## begin Records for the exercise

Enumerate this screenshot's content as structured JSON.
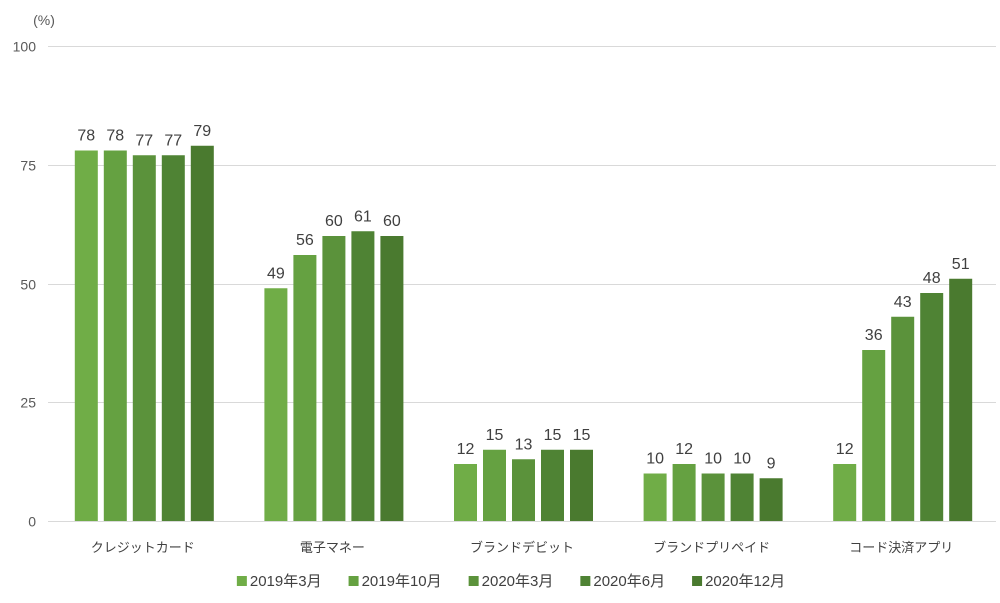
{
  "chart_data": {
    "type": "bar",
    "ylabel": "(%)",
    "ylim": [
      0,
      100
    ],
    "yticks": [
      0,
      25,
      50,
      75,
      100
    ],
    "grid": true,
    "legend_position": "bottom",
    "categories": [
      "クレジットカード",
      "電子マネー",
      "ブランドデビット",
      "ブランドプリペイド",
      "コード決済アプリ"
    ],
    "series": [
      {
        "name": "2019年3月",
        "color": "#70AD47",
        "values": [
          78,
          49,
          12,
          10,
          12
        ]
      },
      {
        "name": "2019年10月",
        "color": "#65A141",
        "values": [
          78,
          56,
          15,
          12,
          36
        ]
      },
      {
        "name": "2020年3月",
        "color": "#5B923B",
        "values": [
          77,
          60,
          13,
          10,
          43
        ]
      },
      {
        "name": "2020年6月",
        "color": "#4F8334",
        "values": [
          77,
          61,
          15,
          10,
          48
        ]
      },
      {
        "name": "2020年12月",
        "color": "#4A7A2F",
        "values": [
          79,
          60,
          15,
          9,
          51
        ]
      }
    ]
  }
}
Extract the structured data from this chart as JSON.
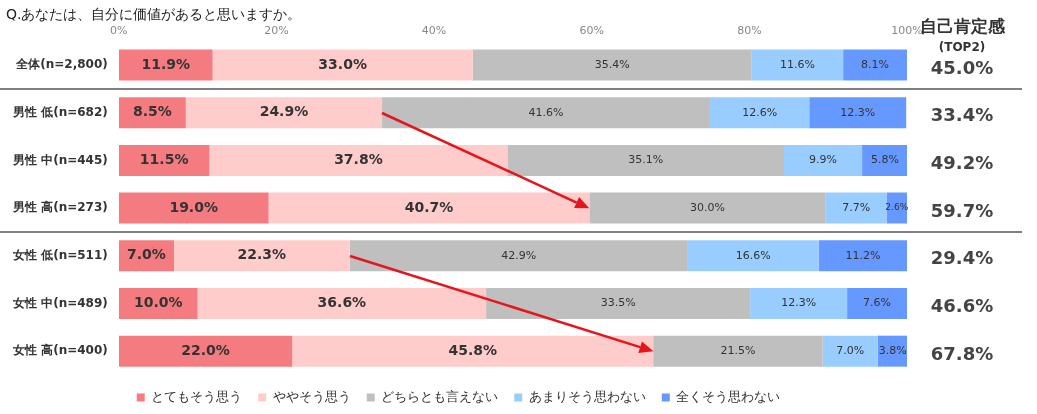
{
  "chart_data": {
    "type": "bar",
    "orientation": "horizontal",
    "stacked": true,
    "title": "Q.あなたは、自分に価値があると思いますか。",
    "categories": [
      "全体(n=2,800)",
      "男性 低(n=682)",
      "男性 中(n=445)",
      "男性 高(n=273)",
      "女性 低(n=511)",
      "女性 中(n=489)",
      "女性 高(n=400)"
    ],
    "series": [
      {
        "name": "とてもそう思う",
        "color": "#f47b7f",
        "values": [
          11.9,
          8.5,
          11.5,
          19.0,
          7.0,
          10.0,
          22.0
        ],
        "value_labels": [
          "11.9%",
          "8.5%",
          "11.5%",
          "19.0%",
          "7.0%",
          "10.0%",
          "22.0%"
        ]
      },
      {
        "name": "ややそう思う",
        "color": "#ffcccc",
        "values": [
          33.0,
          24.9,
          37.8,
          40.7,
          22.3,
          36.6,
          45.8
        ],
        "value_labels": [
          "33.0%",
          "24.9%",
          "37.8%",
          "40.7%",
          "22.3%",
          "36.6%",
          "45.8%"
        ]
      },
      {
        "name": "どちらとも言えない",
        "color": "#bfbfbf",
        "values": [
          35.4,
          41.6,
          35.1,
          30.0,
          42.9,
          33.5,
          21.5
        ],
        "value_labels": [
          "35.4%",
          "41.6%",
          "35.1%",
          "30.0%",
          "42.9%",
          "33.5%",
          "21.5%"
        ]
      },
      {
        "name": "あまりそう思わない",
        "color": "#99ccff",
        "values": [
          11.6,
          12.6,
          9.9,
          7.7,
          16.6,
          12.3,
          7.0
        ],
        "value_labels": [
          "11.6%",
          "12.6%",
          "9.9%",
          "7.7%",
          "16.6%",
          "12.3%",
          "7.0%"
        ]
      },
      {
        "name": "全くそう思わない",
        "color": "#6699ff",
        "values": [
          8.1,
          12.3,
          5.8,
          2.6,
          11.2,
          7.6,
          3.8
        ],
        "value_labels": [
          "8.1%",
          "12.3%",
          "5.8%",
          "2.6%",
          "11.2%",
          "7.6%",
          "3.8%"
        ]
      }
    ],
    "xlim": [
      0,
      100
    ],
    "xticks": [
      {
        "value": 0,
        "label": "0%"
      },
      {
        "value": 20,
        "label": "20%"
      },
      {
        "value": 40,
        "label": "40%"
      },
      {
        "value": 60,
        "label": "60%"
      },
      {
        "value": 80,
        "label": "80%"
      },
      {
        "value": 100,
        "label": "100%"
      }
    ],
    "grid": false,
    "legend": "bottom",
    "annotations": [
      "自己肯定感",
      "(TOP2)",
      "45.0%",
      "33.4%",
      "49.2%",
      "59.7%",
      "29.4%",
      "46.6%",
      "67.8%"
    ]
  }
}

## end Records for the exercise

- **Given exercise**
Verbatim reproduction of every record is required; images are left out.

- **Response**
Enumerate this screenshot's content as structured JSON.
{
  "chart_data": {
    "type": "bar",
    "ylabel": "(%)",
    "ylim": [
      0,
      100
    ],
    "yticks": [
      0,
      25,
      50,
      75,
      100
    ],
    "grid": true,
    "legend_position": "bottom",
    "categories": [
      "クレジットカード",
      "電子マネー",
      "ブランドデビット",
      "ブランドプリペイド",
      "コード決済アプリ"
    ],
    "series": [
      {
        "name": "2019年3月",
        "color": "#70AD47",
        "values": [
          78,
          49,
          12,
          10,
          12
        ]
      },
      {
        "name": "2019年10月",
        "color": "#65A141",
        "values": [
          78,
          56,
          15,
          12,
          36
        ]
      },
      {
        "name": "2020年3月",
        "color": "#5B923B",
        "values": [
          77,
          60,
          13,
          10,
          43
        ]
      },
      {
        "name": "2020年6月",
        "color": "#4F8334",
        "values": [
          77,
          61,
          15,
          10,
          48
        ]
      },
      {
        "name": "2020年12月",
        "color": "#4A7A2F",
        "values": [
          79,
          60,
          15,
          9,
          51
        ]
      }
    ]
  }
}
Extract the structured data from this chart as JSON.
{
  "chart_data": {
    "type": "bar",
    "orientation": "horizontal",
    "stacked": true,
    "title": "Q.あなたは、自分に価値があると思いますか。",
    "categories": [
      "全体(n=2,800)",
      "男性 低(n=682)",
      "男性 中(n=445)",
      "男性 高(n=273)",
      "女性 低(n=511)",
      "女性 中(n=489)",
      "女性 高(n=400)"
    ],
    "series": [
      {
        "name": "とてもそう思う",
        "color": "#f47b7f",
        "values": [
          11.9,
          8.5,
          11.5,
          19.0,
          7.0,
          10.0,
          22.0
        ],
        "value_labels": [
          "11.9%",
          "8.5%",
          "11.5%",
          "19.0%",
          "7.0%",
          "10.0%",
          "22.0%"
        ]
      },
      {
        "name": "ややそう思う",
        "color": "#ffcccc",
        "values": [
          33.0,
          24.9,
          37.8,
          40.7,
          22.3,
          36.6,
          45.8
        ],
        "value_labels": [
          "33.0%",
          "24.9%",
          "37.8%",
          "40.7%",
          "22.3%",
          "36.6%",
          "45.8%"
        ]
      },
      {
        "name": "どちらとも言えない",
        "color": "#bfbfbf",
        "values": [
          35.4,
          41.6,
          35.1,
          30.0,
          42.9,
          33.5,
          21.5
        ],
        "value_labels": [
          "35.4%",
          "41.6%",
          "35.1%",
          "30.0%",
          "42.9%",
          "33.5%",
          "21.5%"
        ]
      },
      {
        "name": "あまりそう思わない",
        "color": "#99ccff",
        "values": [
          11.6,
          12.6,
          9.9,
          7.7,
          16.6,
          12.3,
          7.0
        ],
        "value_labels": [
          "11.6%",
          "12.6%",
          "9.9%",
          "7.7%",
          "16.6%",
          "12.3%",
          "7.0%"
        ]
      },
      {
        "name": "全くそう思わない",
        "color": "#6699ff",
        "values": [
          8.1,
          12.3,
          5.8,
          2.6,
          11.2,
          7.6,
          3.8
        ],
        "value_labels": [
          "8.1%",
          "12.3%",
          "5.8%",
          "2.6%",
          "11.2%",
          "7.6%",
          "3.8%"
        ]
      }
    ],
    "xlim": [
      0,
      100
    ],
    "xticks": [
      {
        "value": 0,
        "label": "0%"
      },
      {
        "value": 20,
        "label": "20%"
      },
      {
        "value": 40,
        "label": "40%"
      },
      {
        "value": 60,
        "label": "60%"
      },
      {
        "value": 80,
        "label": "80%"
      },
      {
        "value": 100,
        "label": "100%"
      }
    ],
    "grid": false,
    "legend": "bottom",
    "annotations": [
      "自己肯定感",
      "(TOP2)",
      "45.0%",
      "33.4%",
      "49.2%",
      "59.7%",
      "29.4%",
      "46.6%",
      "67.8%"
    ]
  }
}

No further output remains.